Task statement:
Read the lines that follow and pick out every one containing the word "FileName".

Data extracted from a collection
-----
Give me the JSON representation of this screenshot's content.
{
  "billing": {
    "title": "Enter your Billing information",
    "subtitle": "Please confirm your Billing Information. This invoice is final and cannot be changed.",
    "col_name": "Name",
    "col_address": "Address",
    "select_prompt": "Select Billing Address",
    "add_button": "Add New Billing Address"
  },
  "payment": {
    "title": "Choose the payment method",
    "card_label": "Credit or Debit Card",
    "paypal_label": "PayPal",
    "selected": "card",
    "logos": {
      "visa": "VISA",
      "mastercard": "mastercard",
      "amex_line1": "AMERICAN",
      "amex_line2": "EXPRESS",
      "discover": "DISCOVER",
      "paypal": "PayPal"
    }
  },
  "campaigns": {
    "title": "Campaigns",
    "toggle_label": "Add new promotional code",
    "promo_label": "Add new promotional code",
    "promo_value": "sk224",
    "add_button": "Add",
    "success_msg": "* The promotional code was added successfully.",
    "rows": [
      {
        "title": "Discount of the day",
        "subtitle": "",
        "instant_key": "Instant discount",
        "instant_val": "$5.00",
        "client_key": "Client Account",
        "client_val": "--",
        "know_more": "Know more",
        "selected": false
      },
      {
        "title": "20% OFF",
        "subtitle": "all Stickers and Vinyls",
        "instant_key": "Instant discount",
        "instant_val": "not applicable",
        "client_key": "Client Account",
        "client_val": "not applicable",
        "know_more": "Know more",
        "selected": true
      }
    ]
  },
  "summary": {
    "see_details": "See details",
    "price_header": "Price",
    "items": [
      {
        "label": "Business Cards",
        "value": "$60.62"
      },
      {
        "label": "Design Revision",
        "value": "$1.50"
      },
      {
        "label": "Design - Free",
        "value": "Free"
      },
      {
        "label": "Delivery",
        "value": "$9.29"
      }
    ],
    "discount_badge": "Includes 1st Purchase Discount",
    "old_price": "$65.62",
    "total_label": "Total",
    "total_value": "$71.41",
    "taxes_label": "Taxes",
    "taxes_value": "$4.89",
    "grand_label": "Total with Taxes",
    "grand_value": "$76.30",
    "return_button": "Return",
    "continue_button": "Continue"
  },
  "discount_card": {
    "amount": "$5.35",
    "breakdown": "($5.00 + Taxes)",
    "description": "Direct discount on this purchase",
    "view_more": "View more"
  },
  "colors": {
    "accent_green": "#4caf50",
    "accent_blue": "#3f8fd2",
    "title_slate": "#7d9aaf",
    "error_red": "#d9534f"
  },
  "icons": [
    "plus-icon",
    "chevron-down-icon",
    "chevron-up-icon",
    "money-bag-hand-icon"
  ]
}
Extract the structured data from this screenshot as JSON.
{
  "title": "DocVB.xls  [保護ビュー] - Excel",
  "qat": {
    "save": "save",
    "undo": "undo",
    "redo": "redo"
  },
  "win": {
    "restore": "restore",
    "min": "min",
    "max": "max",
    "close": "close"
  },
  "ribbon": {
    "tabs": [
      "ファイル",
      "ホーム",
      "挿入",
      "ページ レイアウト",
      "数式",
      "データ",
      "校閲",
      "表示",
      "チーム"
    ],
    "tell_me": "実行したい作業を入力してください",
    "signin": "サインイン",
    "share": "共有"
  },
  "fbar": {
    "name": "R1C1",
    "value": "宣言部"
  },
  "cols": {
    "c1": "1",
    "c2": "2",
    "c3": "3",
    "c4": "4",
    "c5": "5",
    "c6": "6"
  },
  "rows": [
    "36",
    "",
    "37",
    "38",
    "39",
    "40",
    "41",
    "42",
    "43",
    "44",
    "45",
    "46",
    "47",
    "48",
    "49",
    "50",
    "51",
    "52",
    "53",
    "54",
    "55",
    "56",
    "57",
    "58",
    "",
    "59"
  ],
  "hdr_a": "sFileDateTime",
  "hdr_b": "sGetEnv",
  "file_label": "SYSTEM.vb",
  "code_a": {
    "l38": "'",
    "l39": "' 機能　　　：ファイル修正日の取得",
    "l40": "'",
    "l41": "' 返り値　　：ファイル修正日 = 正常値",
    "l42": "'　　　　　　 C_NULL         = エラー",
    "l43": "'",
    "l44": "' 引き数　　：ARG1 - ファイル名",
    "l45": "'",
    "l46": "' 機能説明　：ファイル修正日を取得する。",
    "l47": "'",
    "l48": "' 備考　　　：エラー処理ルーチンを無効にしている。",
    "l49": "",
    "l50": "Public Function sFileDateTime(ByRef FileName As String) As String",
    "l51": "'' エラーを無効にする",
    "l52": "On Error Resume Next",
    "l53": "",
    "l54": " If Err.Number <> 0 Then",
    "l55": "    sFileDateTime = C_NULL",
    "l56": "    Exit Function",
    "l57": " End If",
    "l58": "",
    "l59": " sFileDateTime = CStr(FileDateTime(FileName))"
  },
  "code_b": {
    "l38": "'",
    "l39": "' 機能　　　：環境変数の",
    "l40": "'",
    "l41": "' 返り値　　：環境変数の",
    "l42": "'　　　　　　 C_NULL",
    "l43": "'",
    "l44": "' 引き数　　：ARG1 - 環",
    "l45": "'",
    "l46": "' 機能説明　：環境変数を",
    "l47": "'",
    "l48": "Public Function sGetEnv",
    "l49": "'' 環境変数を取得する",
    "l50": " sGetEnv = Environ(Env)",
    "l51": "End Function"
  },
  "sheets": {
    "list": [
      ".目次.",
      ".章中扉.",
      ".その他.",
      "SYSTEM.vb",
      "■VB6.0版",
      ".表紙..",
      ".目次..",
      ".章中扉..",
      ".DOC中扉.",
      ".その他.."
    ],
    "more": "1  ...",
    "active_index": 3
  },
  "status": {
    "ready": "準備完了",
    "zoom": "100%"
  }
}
-----
Answer for this exercise:
    "l50": "Public Function sFileDateTime(ByRef FileName As String) As String",
    "l59": " sFileDateTime = CStr(FileDateTime(FileName))"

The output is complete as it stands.